* Start DATA ROWS *
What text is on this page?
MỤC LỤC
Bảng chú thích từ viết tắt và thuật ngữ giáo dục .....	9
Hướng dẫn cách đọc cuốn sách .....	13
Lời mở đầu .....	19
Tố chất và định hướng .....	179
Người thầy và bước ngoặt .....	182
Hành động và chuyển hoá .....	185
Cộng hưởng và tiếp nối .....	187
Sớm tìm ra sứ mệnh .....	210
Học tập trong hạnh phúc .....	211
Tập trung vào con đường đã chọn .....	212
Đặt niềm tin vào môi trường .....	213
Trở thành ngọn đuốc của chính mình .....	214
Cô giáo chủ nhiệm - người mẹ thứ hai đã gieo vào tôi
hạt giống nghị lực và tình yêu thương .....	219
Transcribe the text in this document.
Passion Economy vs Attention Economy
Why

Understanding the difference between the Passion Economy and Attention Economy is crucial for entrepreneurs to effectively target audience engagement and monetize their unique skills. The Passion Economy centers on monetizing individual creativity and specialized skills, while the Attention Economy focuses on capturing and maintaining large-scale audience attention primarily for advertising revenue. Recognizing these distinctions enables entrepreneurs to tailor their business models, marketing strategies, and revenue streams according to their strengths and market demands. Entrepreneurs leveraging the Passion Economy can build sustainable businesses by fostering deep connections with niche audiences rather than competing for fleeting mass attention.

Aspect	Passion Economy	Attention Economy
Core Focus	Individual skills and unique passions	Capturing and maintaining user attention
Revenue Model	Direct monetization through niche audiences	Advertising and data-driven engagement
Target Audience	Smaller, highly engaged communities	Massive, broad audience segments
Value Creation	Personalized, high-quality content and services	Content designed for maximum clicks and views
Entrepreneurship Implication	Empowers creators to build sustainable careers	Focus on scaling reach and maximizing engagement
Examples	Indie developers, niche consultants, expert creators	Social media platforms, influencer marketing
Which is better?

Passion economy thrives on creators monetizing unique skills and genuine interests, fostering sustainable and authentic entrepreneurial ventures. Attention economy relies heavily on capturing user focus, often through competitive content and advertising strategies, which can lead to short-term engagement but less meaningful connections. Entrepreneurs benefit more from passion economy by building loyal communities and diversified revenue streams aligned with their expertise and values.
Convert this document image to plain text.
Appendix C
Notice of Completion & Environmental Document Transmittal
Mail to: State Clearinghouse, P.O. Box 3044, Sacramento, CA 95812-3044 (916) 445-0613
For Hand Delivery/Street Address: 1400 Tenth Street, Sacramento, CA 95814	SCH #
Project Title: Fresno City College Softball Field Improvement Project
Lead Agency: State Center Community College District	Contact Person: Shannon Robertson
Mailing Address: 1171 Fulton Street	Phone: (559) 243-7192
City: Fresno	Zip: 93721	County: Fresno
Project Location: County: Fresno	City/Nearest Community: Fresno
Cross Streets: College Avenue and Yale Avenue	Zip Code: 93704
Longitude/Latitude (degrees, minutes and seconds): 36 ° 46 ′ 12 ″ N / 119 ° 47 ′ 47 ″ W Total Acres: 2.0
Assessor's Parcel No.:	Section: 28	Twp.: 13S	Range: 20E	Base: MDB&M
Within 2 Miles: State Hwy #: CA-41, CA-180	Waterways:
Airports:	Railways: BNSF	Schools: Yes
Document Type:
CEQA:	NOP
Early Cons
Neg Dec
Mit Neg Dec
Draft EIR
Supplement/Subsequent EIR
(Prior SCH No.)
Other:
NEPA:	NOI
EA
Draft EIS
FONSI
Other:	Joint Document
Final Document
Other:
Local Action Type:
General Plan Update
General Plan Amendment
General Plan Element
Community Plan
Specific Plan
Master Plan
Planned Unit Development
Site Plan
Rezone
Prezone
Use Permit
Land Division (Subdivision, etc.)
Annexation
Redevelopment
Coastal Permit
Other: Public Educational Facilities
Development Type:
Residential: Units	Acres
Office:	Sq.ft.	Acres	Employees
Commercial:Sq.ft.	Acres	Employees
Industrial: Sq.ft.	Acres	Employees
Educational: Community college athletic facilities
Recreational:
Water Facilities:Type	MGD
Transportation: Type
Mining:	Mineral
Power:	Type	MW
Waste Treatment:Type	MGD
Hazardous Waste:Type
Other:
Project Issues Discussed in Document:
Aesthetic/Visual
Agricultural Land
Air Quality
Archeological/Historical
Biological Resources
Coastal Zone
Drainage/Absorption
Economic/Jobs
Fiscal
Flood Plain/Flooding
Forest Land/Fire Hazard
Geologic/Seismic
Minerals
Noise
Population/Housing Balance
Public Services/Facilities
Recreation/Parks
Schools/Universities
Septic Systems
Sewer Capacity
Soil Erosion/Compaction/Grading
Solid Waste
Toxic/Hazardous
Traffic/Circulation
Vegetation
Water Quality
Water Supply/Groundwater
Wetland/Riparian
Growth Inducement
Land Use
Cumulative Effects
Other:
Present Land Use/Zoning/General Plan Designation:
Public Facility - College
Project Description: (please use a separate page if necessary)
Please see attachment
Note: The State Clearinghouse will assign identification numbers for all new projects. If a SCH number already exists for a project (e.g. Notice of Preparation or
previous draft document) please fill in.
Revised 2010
* End DATA ROWS *
### PROBLEM TO WORK ON:
Copy every line in the entries above that has the string "this" in it.

### RESPONSE:
What text is on this page?
Transcribe the text in this document.
Convert this document image to plain text.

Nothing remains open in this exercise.